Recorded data
= = =

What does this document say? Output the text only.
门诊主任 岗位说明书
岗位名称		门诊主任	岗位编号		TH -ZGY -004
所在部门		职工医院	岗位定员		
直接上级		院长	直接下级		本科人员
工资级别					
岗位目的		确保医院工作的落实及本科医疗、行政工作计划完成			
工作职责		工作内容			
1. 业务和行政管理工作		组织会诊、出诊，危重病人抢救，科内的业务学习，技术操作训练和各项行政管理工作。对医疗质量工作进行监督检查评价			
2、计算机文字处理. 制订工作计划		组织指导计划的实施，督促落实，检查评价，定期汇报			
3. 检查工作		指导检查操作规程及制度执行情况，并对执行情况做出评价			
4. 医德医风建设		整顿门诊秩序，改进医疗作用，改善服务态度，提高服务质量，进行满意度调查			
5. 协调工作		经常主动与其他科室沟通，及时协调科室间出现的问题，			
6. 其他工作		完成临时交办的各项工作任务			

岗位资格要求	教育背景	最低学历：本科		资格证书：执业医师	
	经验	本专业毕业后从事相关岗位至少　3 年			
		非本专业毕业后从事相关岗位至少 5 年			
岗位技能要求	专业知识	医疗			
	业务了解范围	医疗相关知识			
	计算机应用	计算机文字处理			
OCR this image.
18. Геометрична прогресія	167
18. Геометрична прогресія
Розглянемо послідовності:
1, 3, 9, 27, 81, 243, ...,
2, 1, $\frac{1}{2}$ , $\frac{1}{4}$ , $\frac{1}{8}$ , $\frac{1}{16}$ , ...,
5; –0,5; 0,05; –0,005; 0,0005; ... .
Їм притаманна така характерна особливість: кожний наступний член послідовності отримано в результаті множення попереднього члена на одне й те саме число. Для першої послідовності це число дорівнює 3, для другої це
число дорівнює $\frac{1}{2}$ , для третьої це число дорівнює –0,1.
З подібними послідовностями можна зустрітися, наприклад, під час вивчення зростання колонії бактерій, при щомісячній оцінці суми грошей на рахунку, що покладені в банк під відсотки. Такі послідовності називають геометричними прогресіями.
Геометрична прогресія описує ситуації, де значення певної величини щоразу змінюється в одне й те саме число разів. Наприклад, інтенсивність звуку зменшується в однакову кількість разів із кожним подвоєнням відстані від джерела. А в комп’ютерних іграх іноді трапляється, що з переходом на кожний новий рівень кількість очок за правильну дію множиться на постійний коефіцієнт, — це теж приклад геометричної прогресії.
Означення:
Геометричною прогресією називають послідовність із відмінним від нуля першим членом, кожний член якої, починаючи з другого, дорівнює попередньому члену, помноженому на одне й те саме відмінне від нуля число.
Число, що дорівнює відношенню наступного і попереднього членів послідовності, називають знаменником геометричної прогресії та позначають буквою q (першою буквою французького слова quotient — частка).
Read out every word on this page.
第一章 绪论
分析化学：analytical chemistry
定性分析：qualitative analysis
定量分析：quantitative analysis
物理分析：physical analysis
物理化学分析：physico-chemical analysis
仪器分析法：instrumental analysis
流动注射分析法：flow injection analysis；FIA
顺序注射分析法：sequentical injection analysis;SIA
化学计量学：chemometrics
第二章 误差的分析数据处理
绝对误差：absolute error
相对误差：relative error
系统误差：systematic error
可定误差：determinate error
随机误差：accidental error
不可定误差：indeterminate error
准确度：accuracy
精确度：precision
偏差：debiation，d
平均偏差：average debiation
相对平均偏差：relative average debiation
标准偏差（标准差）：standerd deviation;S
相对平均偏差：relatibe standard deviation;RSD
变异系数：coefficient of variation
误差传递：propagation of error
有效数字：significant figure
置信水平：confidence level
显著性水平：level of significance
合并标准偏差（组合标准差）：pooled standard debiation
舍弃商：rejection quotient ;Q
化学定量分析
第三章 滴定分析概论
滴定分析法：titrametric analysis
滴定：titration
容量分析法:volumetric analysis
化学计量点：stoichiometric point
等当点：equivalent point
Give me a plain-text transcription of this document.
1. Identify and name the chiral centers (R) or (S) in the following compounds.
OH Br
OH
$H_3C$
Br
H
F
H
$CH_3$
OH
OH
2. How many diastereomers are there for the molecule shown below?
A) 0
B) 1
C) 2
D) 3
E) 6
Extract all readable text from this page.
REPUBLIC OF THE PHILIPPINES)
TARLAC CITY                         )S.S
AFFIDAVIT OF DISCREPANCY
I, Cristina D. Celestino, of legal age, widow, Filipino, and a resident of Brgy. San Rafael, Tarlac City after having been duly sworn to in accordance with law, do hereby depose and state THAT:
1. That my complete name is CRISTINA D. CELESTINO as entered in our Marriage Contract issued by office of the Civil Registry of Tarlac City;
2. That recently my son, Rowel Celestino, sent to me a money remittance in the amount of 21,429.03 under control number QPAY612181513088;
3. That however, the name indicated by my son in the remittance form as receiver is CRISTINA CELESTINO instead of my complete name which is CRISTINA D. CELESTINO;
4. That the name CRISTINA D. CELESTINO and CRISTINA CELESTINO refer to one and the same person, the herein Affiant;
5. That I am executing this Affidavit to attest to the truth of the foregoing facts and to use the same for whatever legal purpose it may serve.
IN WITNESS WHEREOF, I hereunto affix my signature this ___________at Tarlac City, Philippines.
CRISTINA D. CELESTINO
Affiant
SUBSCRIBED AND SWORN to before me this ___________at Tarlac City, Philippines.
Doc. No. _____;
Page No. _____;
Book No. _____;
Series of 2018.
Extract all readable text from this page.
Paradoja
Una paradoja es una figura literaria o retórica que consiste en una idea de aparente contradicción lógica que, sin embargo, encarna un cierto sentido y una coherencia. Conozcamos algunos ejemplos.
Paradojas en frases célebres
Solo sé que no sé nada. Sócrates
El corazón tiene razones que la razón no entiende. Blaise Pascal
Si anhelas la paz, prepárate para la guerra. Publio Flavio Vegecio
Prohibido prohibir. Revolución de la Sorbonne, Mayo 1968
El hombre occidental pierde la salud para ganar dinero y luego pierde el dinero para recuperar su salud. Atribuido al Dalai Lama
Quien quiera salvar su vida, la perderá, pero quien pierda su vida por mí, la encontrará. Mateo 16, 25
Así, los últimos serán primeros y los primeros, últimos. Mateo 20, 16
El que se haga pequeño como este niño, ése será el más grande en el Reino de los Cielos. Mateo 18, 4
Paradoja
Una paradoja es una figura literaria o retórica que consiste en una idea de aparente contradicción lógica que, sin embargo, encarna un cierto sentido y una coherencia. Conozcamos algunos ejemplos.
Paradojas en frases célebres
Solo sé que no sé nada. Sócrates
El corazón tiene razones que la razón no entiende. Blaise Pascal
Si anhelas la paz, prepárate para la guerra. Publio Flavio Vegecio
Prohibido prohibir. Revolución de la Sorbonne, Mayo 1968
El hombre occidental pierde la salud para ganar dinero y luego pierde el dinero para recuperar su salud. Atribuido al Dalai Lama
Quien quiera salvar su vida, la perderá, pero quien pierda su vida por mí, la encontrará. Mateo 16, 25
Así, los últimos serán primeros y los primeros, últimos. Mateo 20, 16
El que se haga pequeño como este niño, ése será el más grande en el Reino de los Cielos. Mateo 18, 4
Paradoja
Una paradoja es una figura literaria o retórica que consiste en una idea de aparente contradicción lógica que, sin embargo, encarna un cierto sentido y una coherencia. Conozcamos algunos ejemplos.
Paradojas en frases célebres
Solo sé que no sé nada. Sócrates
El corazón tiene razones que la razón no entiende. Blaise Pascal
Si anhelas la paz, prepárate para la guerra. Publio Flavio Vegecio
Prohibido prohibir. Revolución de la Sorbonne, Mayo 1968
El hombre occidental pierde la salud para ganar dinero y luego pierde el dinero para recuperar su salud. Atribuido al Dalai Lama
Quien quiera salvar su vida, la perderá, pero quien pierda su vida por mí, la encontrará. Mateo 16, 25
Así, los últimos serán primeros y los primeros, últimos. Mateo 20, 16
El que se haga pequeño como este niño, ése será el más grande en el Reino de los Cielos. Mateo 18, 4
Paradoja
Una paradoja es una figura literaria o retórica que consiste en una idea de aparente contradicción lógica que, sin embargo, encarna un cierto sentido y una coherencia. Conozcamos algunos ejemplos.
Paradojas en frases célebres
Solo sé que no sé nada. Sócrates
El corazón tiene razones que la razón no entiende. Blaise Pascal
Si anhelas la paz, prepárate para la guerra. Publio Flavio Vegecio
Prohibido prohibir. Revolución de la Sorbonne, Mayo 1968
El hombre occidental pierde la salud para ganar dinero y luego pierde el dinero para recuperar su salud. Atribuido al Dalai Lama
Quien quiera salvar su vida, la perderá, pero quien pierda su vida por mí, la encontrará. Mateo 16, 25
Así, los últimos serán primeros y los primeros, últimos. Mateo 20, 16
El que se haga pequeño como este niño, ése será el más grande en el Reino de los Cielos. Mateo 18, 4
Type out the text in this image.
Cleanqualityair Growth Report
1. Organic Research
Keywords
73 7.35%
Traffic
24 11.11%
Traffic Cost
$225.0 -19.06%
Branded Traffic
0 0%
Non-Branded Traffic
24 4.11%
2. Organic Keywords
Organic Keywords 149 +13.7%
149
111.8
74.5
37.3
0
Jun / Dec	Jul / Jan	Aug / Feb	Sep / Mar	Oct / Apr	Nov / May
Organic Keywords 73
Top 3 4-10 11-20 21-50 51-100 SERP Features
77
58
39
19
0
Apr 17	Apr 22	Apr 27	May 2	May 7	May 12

= = =

TASK OBJECTIVE
Lines that hold "Branded" are the ones to copy; find all of them.

RESULT BELOW
Branded Traffic
Non-Branded Traffic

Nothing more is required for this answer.